◆ What the exercise asks
Copy every entry below word for word, with each character kept unchanged.

*****

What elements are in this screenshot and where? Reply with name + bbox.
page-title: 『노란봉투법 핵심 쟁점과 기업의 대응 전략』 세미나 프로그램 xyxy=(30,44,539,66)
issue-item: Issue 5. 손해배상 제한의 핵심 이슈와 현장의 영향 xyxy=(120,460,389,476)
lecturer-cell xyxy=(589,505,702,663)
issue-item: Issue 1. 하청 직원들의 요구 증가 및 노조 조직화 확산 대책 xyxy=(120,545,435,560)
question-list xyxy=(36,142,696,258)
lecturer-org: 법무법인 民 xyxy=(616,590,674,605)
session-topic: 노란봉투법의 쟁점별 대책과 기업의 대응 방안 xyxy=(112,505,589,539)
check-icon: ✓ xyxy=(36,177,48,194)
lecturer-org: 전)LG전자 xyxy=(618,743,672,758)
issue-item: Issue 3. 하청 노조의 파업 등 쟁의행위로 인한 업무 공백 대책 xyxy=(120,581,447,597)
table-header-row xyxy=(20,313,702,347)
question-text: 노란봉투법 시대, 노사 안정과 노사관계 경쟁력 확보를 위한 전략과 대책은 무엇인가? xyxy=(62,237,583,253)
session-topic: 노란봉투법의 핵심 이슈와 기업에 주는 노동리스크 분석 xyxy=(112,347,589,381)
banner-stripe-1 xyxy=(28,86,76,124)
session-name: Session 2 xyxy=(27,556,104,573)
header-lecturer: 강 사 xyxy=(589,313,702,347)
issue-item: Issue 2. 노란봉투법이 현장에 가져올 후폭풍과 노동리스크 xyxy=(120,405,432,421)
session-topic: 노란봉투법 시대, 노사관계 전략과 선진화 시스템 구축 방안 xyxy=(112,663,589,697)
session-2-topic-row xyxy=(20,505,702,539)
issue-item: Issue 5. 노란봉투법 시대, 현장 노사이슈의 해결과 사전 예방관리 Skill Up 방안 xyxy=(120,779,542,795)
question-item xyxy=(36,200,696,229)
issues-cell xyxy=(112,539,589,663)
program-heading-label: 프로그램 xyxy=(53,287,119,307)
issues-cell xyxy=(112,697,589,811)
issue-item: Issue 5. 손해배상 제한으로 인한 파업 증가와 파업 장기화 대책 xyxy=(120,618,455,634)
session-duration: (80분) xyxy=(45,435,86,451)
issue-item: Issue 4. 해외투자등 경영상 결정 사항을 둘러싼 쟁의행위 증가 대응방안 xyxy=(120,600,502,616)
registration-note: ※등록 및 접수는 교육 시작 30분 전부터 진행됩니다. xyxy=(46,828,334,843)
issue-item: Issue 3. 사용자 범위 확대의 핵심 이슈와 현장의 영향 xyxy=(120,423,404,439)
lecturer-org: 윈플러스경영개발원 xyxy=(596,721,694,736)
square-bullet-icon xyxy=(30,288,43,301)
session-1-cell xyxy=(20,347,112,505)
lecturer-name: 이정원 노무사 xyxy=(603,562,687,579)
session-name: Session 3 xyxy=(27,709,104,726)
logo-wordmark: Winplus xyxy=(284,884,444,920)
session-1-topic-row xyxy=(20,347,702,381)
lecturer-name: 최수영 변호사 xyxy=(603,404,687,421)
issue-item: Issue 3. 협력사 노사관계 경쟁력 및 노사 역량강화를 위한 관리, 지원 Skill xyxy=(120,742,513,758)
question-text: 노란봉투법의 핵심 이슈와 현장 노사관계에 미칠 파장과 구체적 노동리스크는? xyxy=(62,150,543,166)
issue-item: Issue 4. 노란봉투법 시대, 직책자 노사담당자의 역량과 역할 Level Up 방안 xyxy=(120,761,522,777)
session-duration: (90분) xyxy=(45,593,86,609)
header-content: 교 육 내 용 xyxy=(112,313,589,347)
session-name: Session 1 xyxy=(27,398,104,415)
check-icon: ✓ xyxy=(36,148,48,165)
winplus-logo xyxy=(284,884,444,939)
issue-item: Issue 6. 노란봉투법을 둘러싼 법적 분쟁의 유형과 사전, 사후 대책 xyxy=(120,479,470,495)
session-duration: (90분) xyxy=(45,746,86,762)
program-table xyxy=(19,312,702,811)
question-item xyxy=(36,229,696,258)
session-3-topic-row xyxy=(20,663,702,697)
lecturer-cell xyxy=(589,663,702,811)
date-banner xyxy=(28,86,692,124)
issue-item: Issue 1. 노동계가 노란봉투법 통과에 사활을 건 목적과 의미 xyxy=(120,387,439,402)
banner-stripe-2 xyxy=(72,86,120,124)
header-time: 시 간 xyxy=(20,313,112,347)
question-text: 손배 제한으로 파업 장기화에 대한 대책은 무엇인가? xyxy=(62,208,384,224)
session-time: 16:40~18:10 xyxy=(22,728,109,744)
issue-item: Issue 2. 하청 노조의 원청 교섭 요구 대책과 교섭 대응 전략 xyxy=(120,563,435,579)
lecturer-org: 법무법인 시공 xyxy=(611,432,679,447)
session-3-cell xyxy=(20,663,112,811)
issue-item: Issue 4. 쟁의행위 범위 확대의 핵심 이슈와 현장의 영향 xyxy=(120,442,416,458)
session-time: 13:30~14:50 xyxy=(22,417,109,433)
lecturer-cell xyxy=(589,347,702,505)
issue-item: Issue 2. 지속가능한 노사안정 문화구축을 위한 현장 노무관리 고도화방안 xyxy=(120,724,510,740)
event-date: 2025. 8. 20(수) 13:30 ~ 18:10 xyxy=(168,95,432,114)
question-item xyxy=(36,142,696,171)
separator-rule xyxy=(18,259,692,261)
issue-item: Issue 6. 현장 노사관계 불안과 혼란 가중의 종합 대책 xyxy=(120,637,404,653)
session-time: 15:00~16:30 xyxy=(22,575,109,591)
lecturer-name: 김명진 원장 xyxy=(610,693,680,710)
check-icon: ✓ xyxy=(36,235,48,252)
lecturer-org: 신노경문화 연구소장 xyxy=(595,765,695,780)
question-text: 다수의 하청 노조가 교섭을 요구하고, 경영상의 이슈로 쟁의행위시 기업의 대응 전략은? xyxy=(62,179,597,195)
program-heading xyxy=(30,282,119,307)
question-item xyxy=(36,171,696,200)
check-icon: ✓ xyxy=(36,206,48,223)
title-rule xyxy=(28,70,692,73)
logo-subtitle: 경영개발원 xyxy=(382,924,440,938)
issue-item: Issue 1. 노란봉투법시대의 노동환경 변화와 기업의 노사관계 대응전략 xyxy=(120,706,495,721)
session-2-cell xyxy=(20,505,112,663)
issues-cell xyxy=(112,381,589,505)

*****

◆ Solution
What elements are in this screenshot and where? Reply with name + bbox.
page-title: 『노란봉투법 핵심 쟁점과 기업의 대응 전략』 세미나 프로그램 xyxy=(30,44,539,66)
issue-item: Issue 5. 손해배상 제한의 핵심 이슈와 현장의 영향 xyxy=(120,460,389,476)
lecturer-cell xyxy=(589,505,702,663)
issue-item: Issue 1. 하청 직원들의 요구 증가 및 노조 조직화 확산 대책 xyxy=(120,545,435,560)
question-list xyxy=(36,142,696,258)
lecturer-org: 법무법인 民 xyxy=(616,590,674,605)
session-topic: 노란봉투법의 쟁점별 대책과 기업의 대응 방안 xyxy=(112,505,589,539)
check-icon: ✓ xyxy=(36,177,48,194)
lecturer-org: 전)LG전자 xyxy=(618,743,672,758)
issue-item: Issue 3. 하청 노조의 파업 등 쟁의행위로 인한 업무 공백 대책 xyxy=(120,581,447,597)
table-header-row xyxy=(20,313,702,347)
question-text: 노란봉투법 시대, 노사 안정과 노사관계 경쟁력 확보를 위한 전략과 대책은 무엇인가? xyxy=(62,237,583,253)
session-topic: 노란봉투법의 핵심 이슈와 기업에 주는 노동리스크 분석 xyxy=(112,347,589,381)
banner-stripe-1 xyxy=(28,86,76,124)
session-name: Session 2 xyxy=(27,556,104,573)
header-lecturer: 강 사 xyxy=(589,313,702,347)
issue-item: Issue 2. 노란봉투법이 현장에 가져올 후폭풍과 노동리스크 xyxy=(120,405,432,421)
session-topic: 노란봉투법 시대, 노사관계 전략과 선진화 시스템 구축 방안 xyxy=(112,663,589,697)
session-2-topic-row xyxy=(20,505,702,539)
issue-item: Issue 5. 노란봉투법 시대, 현장 노사이슈의 해결과 사전 예방관리 Skill Up 방안 xyxy=(120,779,542,795)
question-item xyxy=(36,200,696,229)
issues-cell xyxy=(112,539,589,663)
program-heading-label: 프로그램 xyxy=(53,287,119,307)
issues-cell xyxy=(112,697,589,811)
issue-item: Issue 5. 손해배상 제한으로 인한 파업 증가와 파업 장기화 대책 xyxy=(120,618,455,634)
session-duration: (80분) xyxy=(45,435,86,451)
issue-item: Issue 4. 해외투자등 경영상 결정 사항을 둘러싼 쟁의행위 증가 대응방안 xyxy=(120,600,502,616)
registration-note: ※등록 및 접수는 교육 시작 30분 전부터 진행됩니다. xyxy=(46,828,334,843)
issue-item: Issue 3. 사용자 범위 확대의 핵심 이슈와 현장의 영향 xyxy=(120,423,404,439)
lecturer-org: 윈플러스경영개발원 xyxy=(596,721,694,736)
square-bullet-icon xyxy=(30,288,43,301)
session-1-cell xyxy=(20,347,112,505)
lecturer-name: 이정원 노무사 xyxy=(603,562,687,579)
session-name: Session 3 xyxy=(27,709,104,726)
logo-wordmark: Winplus xyxy=(284,884,444,920)
session-1-topic-row xyxy=(20,347,702,381)
lecturer-name: 최수영 변호사 xyxy=(603,404,687,421)
issue-item: Issue 3. 협력사 노사관계 경쟁력 및 노사 역량강화를 위한 관리, 지원 Skill xyxy=(120,742,513,758)
question-text: 노란봉투법의 핵심 이슈와 현장 노사관계에 미칠 파장과 구체적 노동리스크는? xyxy=(62,150,543,166)
issue-item: Issue 4. 노란봉투법 시대, 직책자 노사담당자의 역량과 역할 Level Up 방안 xyxy=(120,761,522,777)
session-duration: (90분) xyxy=(45,593,86,609)
header-content: 교 육 내 용 xyxy=(112,313,589,347)
session-name: Session 1 xyxy=(27,398,104,415)
check-icon: ✓ xyxy=(36,148,48,165)
winplus-logo xyxy=(284,884,444,939)
issue-item: Issue 6. 노란봉투법을 둘러싼 법적 분쟁의 유형과 사전, 사후 대책 xyxy=(120,479,470,495)
session-duration: (90분) xyxy=(45,746,86,762)
program-table xyxy=(19,312,702,811)
question-item xyxy=(36,229,696,258)
session-3-topic-row xyxy=(20,663,702,697)
lecturer-cell xyxy=(589,663,702,811)
date-banner xyxy=(28,86,692,124)
issue-item: Issue 1. 노동계가 노란봉투법 통과에 사활을 건 목적과 의미 xyxy=(120,387,439,402)
banner-stripe-2 xyxy=(72,86,120,124)
header-time: 시 간 xyxy=(20,313,112,347)
question-text: 손배 제한으로 파업 장기화에 대한 대책은 무엇인가? xyxy=(62,208,384,224)
session-time: 16:40~18:10 xyxy=(22,728,109,744)
issue-item: Issue 2. 하청 노조의 원청 교섭 요구 대책과 교섭 대응 전략 xyxy=(120,563,435,579)
lecturer-org: 법무법인 시공 xyxy=(611,432,679,447)
session-3-cell xyxy=(20,663,112,811)
issue-item: Issue 4. 쟁의행위 범위 확대의 핵심 이슈와 현장의 영향 xyxy=(120,442,416,458)
session-time: 13:30~14:50 xyxy=(22,417,109,433)
lecturer-cell xyxy=(589,347,702,505)
issue-item: Issue 2. 지속가능한 노사안정 문화구축을 위한 현장 노무관리 고도화방안 xyxy=(120,724,510,740)
event-date: 2025. 8. 20(수) 13:30 ~ 18:10 xyxy=(168,95,432,114)
question-item xyxy=(36,142,696,171)
separator-rule xyxy=(18,259,692,261)
issue-item: Issue 6. 현장 노사관계 불안과 혼란 가중의 종합 대책 xyxy=(120,637,404,653)
session-time: 15:00~16:30 xyxy=(22,575,109,591)
lecturer-name: 김명진 원장 xyxy=(610,693,680,710)
check-icon: ✓ xyxy=(36,235,48,252)
lecturer-org: 신노경문화 연구소장 xyxy=(595,765,695,780)
question-text: 다수의 하청 노조가 교섭을 요구하고, 경영상의 이슈로 쟁의행위시 기업의 대응 전략은? xyxy=(62,179,597,195)
program-heading xyxy=(30,282,119,307)
question-item xyxy=(36,171,696,200)
check-icon: ✓ xyxy=(36,206,48,223)
title-rule xyxy=(28,70,692,73)
logo-subtitle: 경영개발원 xyxy=(382,924,440,938)
issue-item: Issue 1. 노란봉투법시대의 노동환경 변화와 기업의 노사관계 대응전략 xyxy=(120,706,495,721)
session-2-cell xyxy=(20,505,112,663)
issues-cell xyxy=(112,381,589,505)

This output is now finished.